--- RECORD SET ---
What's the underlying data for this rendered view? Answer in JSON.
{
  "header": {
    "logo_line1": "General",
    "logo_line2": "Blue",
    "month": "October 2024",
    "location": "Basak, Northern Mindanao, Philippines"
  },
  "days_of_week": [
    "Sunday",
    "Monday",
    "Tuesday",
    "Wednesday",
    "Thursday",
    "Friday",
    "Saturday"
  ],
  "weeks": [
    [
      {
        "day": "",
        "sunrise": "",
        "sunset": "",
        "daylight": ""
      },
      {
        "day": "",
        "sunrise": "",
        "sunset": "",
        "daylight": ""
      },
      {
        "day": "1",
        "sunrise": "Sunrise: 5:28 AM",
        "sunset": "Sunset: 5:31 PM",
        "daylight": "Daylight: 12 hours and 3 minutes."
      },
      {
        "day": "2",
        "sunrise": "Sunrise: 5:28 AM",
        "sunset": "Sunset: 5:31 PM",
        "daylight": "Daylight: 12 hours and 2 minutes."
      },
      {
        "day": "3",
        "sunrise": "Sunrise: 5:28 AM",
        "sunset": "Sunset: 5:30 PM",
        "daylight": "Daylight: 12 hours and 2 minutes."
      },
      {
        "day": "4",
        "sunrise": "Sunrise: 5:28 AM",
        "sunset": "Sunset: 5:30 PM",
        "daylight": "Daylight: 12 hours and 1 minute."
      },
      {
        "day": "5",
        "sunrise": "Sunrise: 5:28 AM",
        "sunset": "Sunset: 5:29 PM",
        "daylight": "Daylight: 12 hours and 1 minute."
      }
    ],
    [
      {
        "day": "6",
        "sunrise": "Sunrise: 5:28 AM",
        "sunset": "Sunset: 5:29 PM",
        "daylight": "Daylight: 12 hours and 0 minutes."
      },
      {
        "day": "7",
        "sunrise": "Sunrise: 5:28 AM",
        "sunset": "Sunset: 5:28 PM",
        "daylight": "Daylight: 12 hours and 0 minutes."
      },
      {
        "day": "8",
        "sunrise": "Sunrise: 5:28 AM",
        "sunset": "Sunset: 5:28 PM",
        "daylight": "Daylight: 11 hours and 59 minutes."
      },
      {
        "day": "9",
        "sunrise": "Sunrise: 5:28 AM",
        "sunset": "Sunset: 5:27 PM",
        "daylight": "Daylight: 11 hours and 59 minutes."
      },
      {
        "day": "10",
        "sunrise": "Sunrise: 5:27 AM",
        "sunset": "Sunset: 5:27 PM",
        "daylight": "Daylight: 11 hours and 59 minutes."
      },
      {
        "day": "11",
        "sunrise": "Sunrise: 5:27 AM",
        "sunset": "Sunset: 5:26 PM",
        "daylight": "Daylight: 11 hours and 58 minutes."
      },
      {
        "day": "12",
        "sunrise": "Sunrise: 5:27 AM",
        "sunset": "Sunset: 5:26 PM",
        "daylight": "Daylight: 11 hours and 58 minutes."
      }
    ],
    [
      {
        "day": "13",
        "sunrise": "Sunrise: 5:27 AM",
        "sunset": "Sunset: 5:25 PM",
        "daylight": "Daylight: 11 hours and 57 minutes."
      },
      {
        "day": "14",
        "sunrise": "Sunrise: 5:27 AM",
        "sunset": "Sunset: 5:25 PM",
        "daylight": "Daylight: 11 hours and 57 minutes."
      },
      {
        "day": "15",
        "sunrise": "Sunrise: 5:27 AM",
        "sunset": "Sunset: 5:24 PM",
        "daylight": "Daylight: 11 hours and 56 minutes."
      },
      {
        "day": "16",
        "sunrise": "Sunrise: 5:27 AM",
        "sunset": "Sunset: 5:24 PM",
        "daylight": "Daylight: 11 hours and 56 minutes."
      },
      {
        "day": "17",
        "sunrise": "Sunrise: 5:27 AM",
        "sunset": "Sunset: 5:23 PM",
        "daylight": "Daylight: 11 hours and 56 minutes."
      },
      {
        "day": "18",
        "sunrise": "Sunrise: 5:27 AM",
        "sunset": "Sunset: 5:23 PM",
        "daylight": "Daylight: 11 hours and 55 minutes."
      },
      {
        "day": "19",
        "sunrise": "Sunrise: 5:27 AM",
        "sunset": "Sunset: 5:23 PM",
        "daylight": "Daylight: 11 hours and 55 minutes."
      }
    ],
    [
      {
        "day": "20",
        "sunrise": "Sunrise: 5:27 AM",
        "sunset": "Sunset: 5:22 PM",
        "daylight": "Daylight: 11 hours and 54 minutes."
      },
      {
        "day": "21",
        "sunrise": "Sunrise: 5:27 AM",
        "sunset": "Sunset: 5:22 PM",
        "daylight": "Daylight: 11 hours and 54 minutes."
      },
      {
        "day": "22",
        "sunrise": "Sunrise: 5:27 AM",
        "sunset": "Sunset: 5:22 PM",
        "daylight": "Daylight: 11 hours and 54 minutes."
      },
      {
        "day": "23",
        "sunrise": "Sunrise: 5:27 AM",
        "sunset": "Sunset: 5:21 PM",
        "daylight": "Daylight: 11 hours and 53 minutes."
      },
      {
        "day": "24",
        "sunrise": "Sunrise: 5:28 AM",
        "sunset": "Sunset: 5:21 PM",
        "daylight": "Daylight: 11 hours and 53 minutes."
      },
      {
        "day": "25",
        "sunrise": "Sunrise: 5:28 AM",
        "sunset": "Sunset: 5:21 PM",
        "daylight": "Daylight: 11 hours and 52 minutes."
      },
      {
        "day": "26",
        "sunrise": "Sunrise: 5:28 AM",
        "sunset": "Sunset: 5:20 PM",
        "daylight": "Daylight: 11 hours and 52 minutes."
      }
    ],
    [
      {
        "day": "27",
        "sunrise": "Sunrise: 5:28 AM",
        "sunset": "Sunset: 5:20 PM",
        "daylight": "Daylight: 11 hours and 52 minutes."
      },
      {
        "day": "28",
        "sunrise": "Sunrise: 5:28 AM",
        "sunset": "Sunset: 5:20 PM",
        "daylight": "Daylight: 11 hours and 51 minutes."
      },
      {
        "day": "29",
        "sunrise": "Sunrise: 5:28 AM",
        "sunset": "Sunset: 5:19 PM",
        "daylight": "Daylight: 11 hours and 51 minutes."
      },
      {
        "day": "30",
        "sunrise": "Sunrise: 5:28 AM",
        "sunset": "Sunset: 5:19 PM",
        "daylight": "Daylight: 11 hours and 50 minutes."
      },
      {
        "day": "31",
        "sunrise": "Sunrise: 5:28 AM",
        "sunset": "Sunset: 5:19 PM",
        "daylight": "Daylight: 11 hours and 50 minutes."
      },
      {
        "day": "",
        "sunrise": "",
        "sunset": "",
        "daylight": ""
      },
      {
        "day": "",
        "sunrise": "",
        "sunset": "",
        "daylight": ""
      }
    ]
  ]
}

--- GOAL OF THE EXERCISE ---
All of the data above should be transcribed exactly.

--- THE RESULT ---
What's the underlying data for this rendered view? Answer in JSON.
{
  "header": {
    "logo_line1": "General",
    "logo_line2": "Blue",
    "month": "October 2024",
    "location": "Basak, Northern Mindanao, Philippines"
  },
  "days_of_week": [
    "Sunday",
    "Monday",
    "Tuesday",
    "Wednesday",
    "Thursday",
    "Friday",
    "Saturday"
  ],
  "weeks": [
    [
      {
        "day": "",
        "sunrise": "",
        "sunset": "",
        "daylight": ""
      },
      {
        "day": "",
        "sunrise": "",
        "sunset": "",
        "daylight": ""
      },
      {
        "day": "1",
        "sunrise": "Sunrise: 5:28 AM",
        "sunset": "Sunset: 5:31 PM",
        "daylight": "Daylight: 12 hours and 3 minutes."
      },
      {
        "day": "2",
        "sunrise": "Sunrise: 5:28 AM",
        "sunset": "Sunset: 5:31 PM",
        "daylight": "Daylight: 12 hours and 2 minutes."
      },
      {
        "day": "3",
        "sunrise": "Sunrise: 5:28 AM",
        "sunset": "Sunset: 5:30 PM",
        "daylight": "Daylight: 12 hours and 2 minutes."
      },
      {
        "day": "4",
        "sunrise": "Sunrise: 5:28 AM",
        "sunset": "Sunset: 5:30 PM",
        "daylight": "Daylight: 12 hours and 1 minute."
      },
      {
        "day": "5",
        "sunrise": "Sunrise: 5:28 AM",
        "sunset": "Sunset: 5:29 PM",
        "daylight": "Daylight: 12 hours and 1 minute."
      }
    ],
    [
      {
        "day": "6",
        "sunrise": "Sunrise: 5:28 AM",
        "sunset": "Sunset: 5:29 PM",
        "daylight": "Daylight: 12 hours and 0 minutes."
      },
      {
        "day": "7",
        "sunrise": "Sunrise: 5:28 AM",
        "sunset": "Sunset: 5:28 PM",
        "daylight": "Daylight: 12 hours and 0 minutes."
      },
      {
        "day": "8",
        "sunrise": "Sunrise: 5:28 AM",
        "sunset": "Sunset: 5:28 PM",
        "daylight": "Daylight: 11 hours and 59 minutes."
      },
      {
        "day": "9",
        "sunrise": "Sunrise: 5:28 AM",
        "sunset": "Sunset: 5:27 PM",
        "daylight": "Daylight: 11 hours and 59 minutes."
      },
      {
        "day": "10",
        "sunrise": "Sunrise: 5:27 AM",
        "sunset": "Sunset: 5:27 PM",
        "daylight": "Daylight: 11 hours and 59 minutes."
      },
      {
        "day": "11",
        "sunrise": "Sunrise: 5:27 AM",
        "sunset": "Sunset: 5:26 PM",
        "daylight": "Daylight: 11 hours and 58 minutes."
      },
      {
        "day": "12",
        "sunrise": "Sunrise: 5:27 AM",
        "sunset": "Sunset: 5:26 PM",
        "daylight": "Daylight: 11 hours and 58 minutes."
      }
    ],
    [
      {
        "day": "13",
        "sunrise": "Sunrise: 5:27 AM",
        "sunset": "Sunset: 5:25 PM",
        "daylight": "Daylight: 11 hours and 57 minutes."
      },
      {
        "day": "14",
        "sunrise": "Sunrise: 5:27 AM",
        "sunset": "Sunset: 5:25 PM",
        "daylight": "Daylight: 11 hours and 57 minutes."
      },
      {
        "day": "15",
        "sunrise": "Sunrise: 5:27 AM",
        "sunset": "Sunset: 5:24 PM",
        "daylight": "Daylight: 11 hours and 56 minutes."
      },
      {
        "day": "16",
        "sunrise": "Sunrise: 5:27 AM",
        "sunset": "Sunset: 5:24 PM",
        "daylight": "Daylight: 11 hours and 56 minutes."
      },
      {
        "day": "17",
        "sunrise": "Sunrise: 5:27 AM",
        "sunset": "Sunset: 5:23 PM",
        "daylight": "Daylight: 11 hours and 56 minutes."
      },
      {
        "day": "18",
        "sunrise": "Sunrise: 5:27 AM",
        "sunset": "Sunset: 5:23 PM",
        "daylight": "Daylight: 11 hours and 55 minutes."
      },
      {
        "day": "19",
        "sunrise": "Sunrise: 5:27 AM",
        "sunset": "Sunset: 5:23 PM",
        "daylight": "Daylight: 11 hours and 55 minutes."
      }
    ],
    [
      {
        "day": "20",
        "sunrise": "Sunrise: 5:27 AM",
        "sunset": "Sunset: 5:22 PM",
        "daylight": "Daylight: 11 hours and 54 minutes."
      },
      {
        "day": "21",
        "sunrise": "Sunrise: 5:27 AM",
        "sunset": "Sunset: 5:22 PM",
        "daylight": "Daylight: 11 hours and 54 minutes."
      },
      {
        "day": "22",
        "sunrise": "Sunrise: 5:27 AM",
        "sunset": "Sunset: 5:22 PM",
        "daylight": "Daylight: 11 hours and 54 minutes."
      },
      {
        "day": "23",
        "sunrise": "Sunrise: 5:27 AM",
        "sunset": "Sunset: 5:21 PM",
        "daylight": "Daylight: 11 hours and 53 minutes."
      },
      {
        "day": "24",
        "sunrise": "Sunrise: 5:28 AM",
        "sunset": "Sunset: 5:21 PM",
        "daylight": "Daylight: 11 hours and 53 minutes."
      },
      {
        "day": "25",
        "sunrise": "Sunrise: 5:28 AM",
        "sunset": "Sunset: 5:21 PM",
        "daylight": "Daylight: 11 hours and 52 minutes."
      },
      {
        "day": "26",
        "sunrise": "Sunrise: 5:28 AM",
        "sunset": "Sunset: 5:20 PM",
        "daylight": "Daylight: 11 hours and 52 minutes."
      }
    ],
    [
      {
        "day": "27",
        "sunrise": "Sunrise: 5:28 AM",
        "sunset": "Sunset: 5:20 PM",
        "daylight": "Daylight: 11 hours and 52 minutes."
      },
      {
        "day": "28",
        "sunrise": "Sunrise: 5:28 AM",
        "sunset": "Sunset: 5:20 PM",
        "daylight": "Daylight: 11 hours and 51 minutes."
      },
      {
        "day": "29",
        "sunrise": "Sunrise: 5:28 AM",
        "sunset": "Sunset: 5:19 PM",
        "daylight": "Daylight: 11 hours and 51 minutes."
      },
      {
        "day": "30",
        "sunrise": "Sunrise: 5:28 AM",
        "sunset": "Sunset: 5:19 PM",
        "daylight": "Daylight: 11 hours and 50 minutes."
      },
      {
        "day": "31",
        "sunrise": "Sunrise: 5:28 AM",
        "sunset": "Sunset: 5:19 PM",
        "daylight": "Daylight: 11 hours and 50 minutes."
      },
      {
        "day": "",
        "sunrise": "",
        "sunset": "",
        "daylight": ""
      },
      {
        "day": "",
        "sunrise": "",
        "sunset": "",
        "daylight": ""
      }
    ]
  ]
}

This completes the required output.